## What you have to do
Search the listing below for the string "игры" and show each line that contains it.

================================

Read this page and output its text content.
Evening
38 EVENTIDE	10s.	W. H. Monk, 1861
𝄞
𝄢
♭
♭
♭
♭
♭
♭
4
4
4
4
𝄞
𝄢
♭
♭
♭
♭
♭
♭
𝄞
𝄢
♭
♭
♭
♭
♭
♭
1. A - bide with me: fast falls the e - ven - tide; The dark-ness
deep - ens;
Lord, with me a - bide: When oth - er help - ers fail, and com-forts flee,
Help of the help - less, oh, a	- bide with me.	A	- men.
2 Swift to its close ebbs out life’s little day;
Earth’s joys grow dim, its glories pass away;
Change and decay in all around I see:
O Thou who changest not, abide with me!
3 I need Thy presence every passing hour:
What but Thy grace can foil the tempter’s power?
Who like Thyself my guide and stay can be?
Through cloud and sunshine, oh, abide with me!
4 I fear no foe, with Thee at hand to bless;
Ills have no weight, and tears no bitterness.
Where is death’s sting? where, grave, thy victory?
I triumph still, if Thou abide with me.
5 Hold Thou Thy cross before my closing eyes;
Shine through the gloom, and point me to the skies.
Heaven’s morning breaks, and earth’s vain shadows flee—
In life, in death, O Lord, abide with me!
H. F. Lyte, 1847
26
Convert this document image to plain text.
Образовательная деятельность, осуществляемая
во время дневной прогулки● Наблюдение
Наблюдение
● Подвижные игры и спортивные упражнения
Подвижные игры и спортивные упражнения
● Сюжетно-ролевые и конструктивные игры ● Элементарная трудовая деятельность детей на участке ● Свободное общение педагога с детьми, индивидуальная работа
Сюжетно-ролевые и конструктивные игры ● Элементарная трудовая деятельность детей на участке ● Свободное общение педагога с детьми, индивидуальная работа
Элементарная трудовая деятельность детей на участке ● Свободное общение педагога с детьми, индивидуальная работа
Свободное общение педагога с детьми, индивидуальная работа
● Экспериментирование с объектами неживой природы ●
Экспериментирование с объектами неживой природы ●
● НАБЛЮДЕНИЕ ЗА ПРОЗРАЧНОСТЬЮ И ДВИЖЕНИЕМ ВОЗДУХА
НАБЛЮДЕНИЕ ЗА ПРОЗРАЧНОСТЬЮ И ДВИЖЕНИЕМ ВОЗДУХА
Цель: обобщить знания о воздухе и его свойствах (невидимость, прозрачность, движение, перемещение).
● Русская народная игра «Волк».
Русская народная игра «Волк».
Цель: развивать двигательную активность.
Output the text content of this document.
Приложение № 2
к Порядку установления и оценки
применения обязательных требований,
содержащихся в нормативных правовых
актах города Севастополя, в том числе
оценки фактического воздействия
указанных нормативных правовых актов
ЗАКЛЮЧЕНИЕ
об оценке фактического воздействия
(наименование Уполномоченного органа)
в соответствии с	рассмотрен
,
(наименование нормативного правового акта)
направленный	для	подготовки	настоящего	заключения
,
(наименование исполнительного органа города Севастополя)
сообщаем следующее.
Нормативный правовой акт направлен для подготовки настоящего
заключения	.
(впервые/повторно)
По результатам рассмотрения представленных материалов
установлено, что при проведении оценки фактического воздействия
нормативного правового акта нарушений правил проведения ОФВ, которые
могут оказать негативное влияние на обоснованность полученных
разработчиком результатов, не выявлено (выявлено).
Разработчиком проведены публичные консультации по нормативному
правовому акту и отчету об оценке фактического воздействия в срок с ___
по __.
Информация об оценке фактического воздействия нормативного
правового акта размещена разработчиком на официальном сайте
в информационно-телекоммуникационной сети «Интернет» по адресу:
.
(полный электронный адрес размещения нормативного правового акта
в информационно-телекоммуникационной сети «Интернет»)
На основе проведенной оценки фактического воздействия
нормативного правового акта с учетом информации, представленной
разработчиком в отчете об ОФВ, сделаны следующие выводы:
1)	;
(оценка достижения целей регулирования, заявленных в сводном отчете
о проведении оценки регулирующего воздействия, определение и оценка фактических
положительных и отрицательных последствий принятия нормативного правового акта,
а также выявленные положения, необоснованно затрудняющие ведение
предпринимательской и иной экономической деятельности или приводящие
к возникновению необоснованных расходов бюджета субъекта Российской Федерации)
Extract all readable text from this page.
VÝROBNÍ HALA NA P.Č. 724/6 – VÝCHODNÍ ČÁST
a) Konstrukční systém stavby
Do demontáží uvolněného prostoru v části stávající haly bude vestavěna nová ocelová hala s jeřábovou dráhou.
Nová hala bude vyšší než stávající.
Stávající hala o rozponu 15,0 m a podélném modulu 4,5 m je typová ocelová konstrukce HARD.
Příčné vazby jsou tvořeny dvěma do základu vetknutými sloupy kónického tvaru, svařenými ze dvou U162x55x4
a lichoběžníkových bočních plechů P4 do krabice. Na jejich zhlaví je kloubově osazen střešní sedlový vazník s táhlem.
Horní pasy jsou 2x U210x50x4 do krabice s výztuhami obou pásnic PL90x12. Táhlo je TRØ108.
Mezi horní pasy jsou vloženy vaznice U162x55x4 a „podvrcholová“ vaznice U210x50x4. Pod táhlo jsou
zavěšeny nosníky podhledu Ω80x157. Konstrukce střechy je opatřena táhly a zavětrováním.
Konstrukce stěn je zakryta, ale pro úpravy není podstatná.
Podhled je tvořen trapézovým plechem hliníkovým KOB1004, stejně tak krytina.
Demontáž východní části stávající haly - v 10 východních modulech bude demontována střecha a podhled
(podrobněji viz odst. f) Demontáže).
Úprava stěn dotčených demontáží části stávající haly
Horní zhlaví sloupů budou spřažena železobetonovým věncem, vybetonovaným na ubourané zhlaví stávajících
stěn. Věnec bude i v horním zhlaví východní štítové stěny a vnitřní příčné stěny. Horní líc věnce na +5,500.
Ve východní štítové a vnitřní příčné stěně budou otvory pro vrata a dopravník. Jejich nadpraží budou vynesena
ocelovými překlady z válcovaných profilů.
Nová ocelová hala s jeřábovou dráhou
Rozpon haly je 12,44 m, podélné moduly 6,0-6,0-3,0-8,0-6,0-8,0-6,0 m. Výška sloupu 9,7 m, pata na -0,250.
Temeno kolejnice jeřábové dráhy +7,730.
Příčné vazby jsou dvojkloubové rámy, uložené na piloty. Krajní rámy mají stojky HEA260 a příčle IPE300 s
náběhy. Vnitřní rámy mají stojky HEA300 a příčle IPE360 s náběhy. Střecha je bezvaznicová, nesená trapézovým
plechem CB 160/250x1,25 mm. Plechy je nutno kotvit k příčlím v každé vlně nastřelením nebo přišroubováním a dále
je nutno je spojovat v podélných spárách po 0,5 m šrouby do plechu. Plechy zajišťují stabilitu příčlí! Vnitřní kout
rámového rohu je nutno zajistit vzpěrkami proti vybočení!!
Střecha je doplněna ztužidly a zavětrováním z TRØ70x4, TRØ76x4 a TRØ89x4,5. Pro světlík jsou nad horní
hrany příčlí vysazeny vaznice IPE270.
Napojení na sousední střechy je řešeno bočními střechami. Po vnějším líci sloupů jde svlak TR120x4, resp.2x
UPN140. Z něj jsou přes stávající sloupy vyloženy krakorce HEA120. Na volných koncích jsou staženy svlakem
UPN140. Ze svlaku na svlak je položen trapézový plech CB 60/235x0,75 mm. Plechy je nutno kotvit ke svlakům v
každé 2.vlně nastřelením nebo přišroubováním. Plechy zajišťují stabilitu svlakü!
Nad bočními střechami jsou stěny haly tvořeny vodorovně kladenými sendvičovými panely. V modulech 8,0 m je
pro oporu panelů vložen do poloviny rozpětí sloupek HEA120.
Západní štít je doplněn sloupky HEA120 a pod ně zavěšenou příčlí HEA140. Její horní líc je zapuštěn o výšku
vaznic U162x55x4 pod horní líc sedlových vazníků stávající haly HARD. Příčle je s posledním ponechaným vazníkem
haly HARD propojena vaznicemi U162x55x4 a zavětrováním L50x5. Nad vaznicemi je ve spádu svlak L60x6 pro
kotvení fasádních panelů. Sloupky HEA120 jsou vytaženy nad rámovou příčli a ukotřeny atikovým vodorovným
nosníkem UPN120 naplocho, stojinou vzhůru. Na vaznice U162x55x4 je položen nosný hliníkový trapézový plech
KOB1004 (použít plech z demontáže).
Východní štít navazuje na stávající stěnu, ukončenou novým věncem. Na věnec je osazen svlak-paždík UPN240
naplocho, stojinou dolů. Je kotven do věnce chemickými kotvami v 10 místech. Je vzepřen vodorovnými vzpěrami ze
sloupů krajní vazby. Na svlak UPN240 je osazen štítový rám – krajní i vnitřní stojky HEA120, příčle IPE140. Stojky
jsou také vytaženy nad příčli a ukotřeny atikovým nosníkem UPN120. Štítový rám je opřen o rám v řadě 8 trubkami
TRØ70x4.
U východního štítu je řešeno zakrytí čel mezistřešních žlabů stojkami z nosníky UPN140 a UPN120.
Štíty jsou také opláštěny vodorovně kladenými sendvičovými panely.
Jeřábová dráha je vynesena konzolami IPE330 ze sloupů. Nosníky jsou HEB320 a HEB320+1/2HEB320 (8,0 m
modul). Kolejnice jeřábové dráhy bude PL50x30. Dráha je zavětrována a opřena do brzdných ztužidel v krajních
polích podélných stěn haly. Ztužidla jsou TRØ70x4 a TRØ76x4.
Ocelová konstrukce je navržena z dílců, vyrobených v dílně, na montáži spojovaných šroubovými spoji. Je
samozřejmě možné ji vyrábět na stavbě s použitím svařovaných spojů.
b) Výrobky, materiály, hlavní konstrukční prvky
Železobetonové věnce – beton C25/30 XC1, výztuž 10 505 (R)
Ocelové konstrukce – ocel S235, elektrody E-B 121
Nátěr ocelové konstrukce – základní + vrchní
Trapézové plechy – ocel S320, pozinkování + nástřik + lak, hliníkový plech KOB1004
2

================================

## Full answer
● Подвижные игры и спортивные упражнения
Подвижные игры и спортивные упражнения
● Сюжетно-ролевые и конструктивные игры ● Элементарная трудовая деятельность детей на участке ● Свободное общение педагога с детьми, индивидуальная работа
Сюжетно-ролевые и конструктивные игры ● Элементарная трудовая деятельность детей на участке ● Свободное общение педагога с детьми, индивидуальная работа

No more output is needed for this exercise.